### Material supplied ###

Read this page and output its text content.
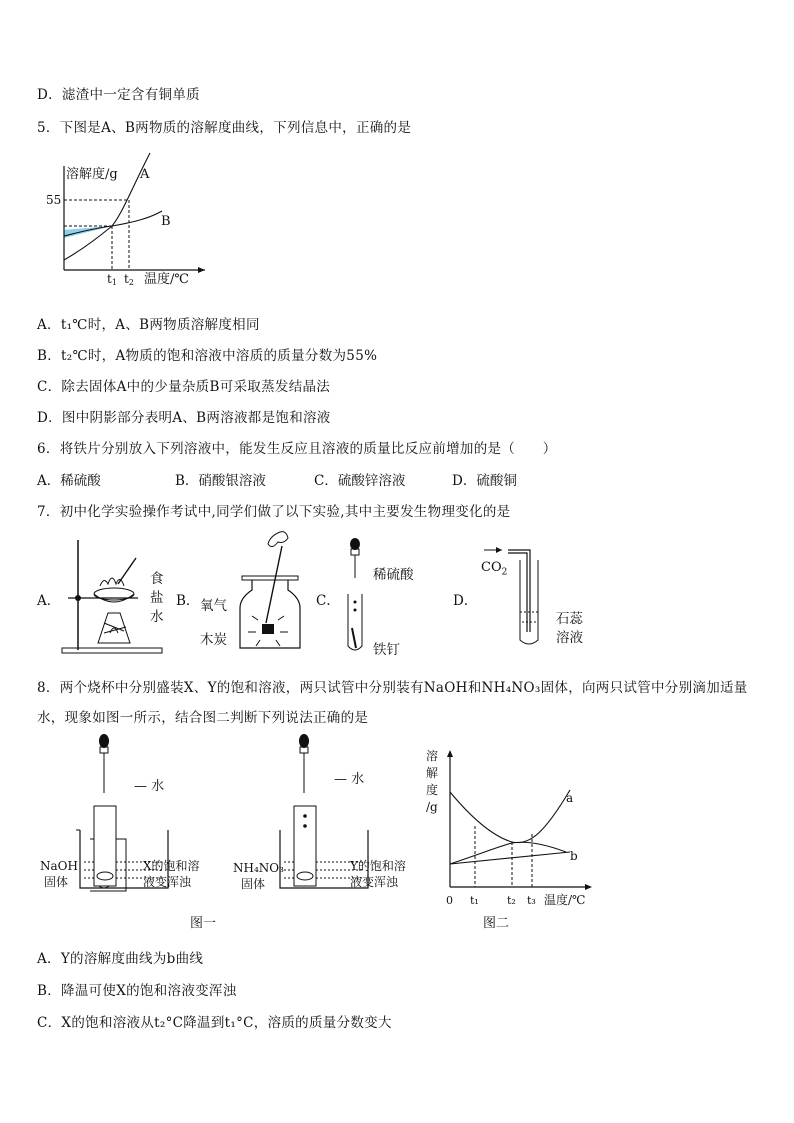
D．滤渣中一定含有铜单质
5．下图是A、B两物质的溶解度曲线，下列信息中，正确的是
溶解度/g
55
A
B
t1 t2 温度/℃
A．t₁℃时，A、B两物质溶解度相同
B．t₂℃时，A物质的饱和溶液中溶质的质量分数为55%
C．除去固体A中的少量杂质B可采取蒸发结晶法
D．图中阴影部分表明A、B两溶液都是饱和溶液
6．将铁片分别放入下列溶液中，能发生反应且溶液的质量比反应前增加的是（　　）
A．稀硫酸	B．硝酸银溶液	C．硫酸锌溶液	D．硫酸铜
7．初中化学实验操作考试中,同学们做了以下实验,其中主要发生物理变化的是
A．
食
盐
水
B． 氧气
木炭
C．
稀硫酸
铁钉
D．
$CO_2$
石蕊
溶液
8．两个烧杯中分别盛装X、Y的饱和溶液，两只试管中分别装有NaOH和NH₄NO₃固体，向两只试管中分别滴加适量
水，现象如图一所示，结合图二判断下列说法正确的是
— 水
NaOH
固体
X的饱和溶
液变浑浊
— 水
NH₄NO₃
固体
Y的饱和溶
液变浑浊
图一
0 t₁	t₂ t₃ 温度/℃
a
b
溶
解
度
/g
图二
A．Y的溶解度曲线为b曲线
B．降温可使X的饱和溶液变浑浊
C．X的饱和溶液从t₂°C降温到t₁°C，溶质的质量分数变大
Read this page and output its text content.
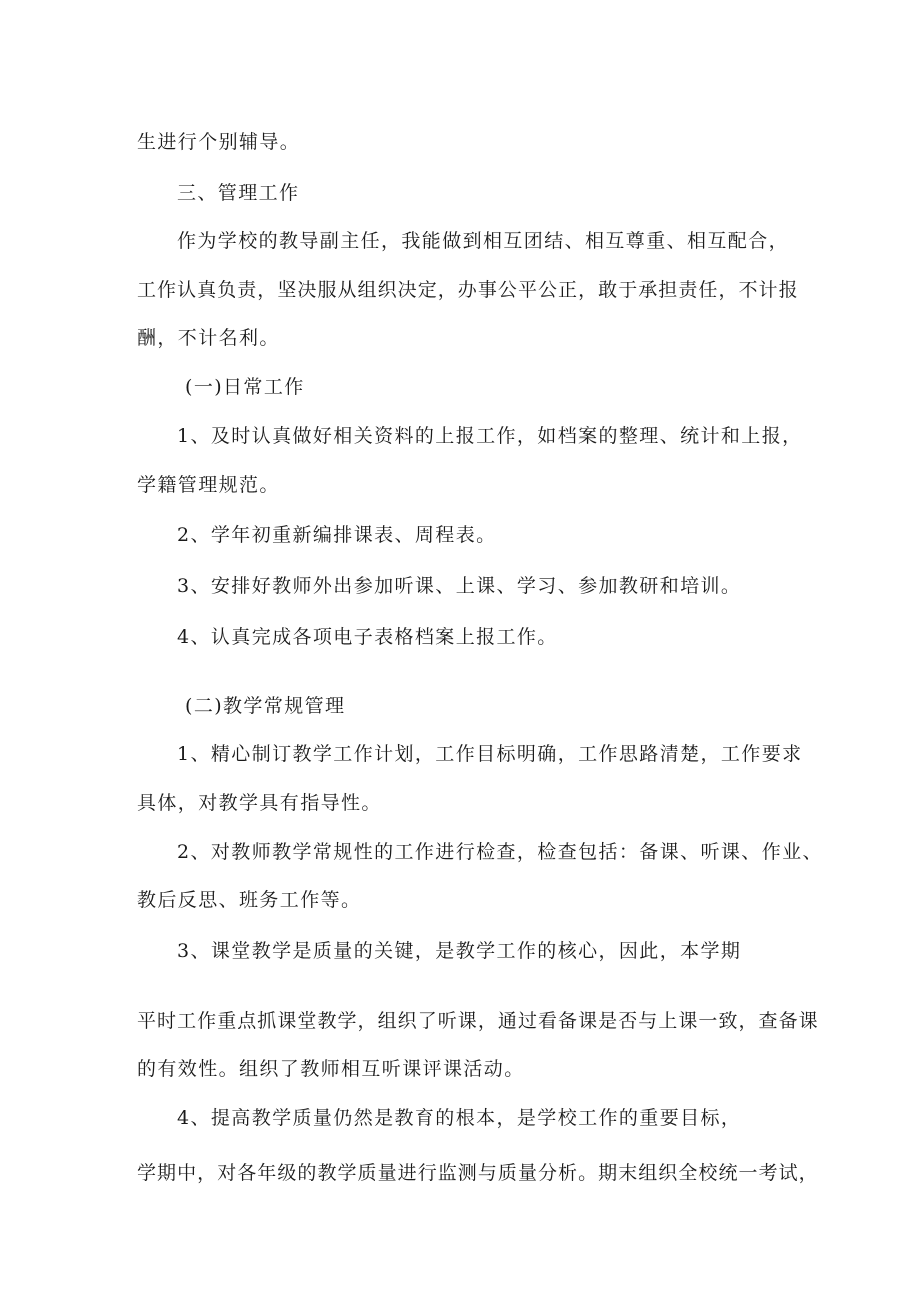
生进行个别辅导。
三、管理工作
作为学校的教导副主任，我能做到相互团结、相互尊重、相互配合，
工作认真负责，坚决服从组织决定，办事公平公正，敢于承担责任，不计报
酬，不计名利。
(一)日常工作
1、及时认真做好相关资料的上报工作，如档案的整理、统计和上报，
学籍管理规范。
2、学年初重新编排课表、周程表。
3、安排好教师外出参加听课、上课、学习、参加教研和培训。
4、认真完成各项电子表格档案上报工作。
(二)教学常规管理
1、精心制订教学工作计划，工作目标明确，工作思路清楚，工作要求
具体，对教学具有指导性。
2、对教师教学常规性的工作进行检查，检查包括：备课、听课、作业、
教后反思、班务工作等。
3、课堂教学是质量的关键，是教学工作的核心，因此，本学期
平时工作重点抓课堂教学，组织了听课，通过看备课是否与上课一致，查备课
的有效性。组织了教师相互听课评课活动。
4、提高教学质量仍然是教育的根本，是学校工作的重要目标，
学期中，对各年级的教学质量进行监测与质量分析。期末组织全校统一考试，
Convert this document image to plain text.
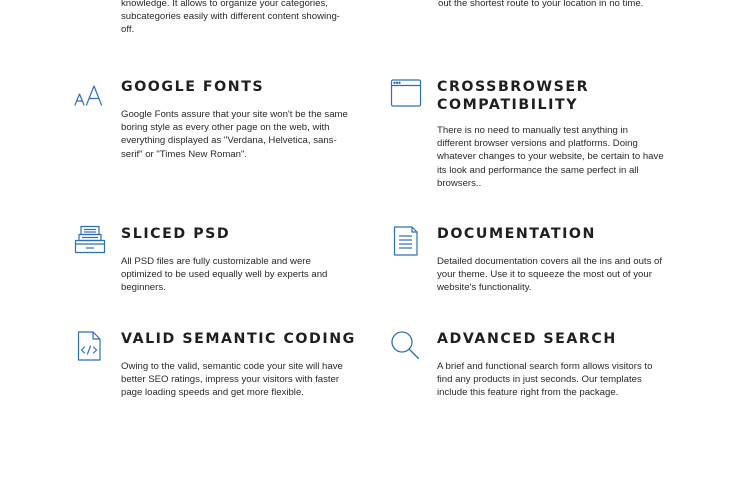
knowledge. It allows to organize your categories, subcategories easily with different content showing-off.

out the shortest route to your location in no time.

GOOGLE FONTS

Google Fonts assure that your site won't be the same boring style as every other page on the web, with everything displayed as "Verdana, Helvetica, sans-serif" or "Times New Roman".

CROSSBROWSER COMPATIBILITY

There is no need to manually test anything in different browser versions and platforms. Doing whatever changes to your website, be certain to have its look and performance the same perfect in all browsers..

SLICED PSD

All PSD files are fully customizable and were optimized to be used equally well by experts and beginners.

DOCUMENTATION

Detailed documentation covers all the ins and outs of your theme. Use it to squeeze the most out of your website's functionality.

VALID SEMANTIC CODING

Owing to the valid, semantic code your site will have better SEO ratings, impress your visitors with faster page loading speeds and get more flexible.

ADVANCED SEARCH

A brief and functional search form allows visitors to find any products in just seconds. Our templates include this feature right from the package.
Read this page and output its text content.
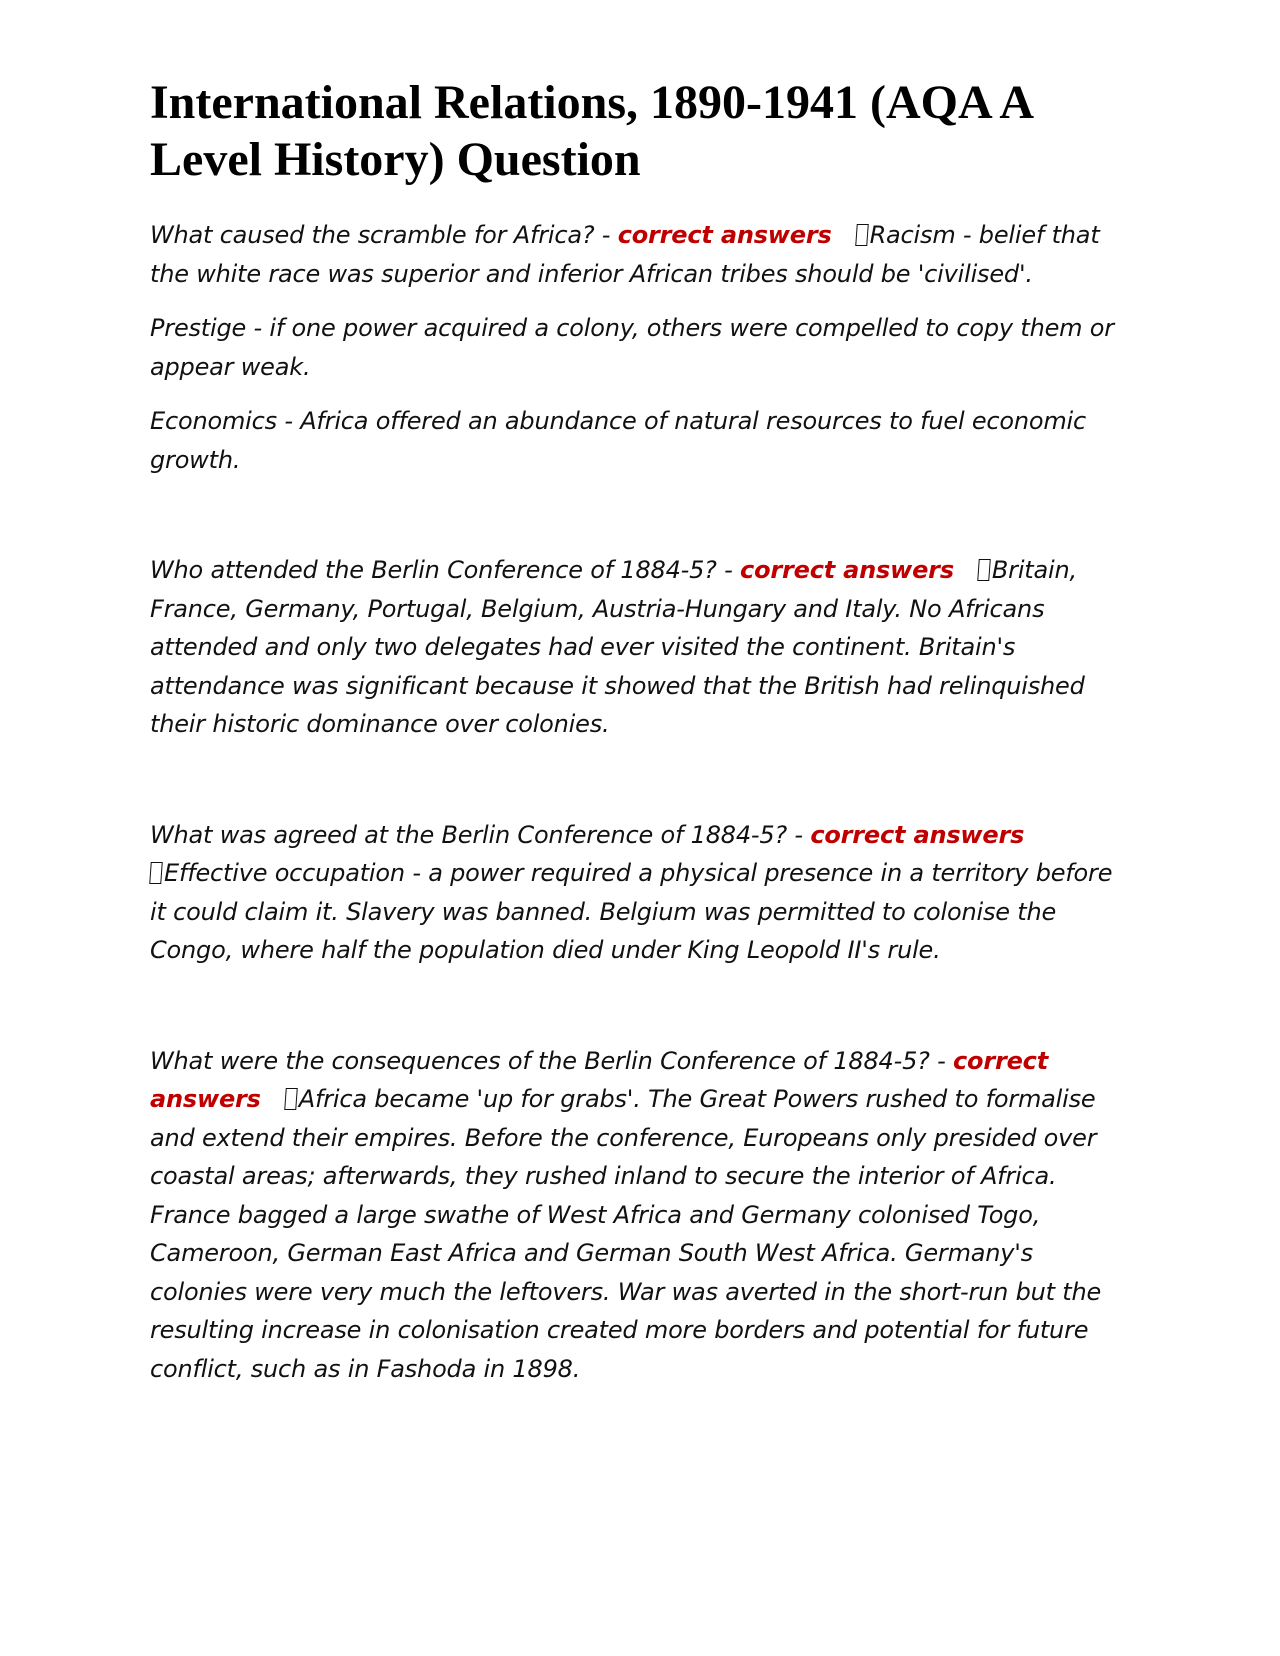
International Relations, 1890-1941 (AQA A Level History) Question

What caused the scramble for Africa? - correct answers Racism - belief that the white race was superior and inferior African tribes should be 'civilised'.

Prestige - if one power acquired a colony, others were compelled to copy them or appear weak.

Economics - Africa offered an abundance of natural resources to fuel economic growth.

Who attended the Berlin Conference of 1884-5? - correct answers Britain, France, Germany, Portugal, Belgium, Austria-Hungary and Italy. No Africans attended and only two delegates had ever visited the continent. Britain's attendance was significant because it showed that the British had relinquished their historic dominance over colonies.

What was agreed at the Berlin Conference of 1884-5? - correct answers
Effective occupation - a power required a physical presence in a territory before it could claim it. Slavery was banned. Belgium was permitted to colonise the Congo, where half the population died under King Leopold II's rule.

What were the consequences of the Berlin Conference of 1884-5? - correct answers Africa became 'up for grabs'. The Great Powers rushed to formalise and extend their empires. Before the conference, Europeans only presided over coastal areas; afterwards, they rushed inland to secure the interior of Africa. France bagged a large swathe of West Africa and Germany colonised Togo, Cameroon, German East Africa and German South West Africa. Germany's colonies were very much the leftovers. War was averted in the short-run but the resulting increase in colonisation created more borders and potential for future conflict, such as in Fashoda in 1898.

###

# Exercise directions:
Pick out each line containing "Belgium" and report it.

# Finished task:
Who attended the Berlin Conference of 1884-5? - correct answers Britain, France, Germany, Portugal, Belgium, Austria-Hungary and Italy. No Africans attended and only two delegates had ever visited the continent. Britain's attendance was significant because it showed that the British had relinquished their historic dominance over colonies.
Effective occupation - a power required a physical presence in a territory before it could claim it. Slavery was banned. Belgium was permitted to colonise the Congo, where half the population died under King Leopold II's rule.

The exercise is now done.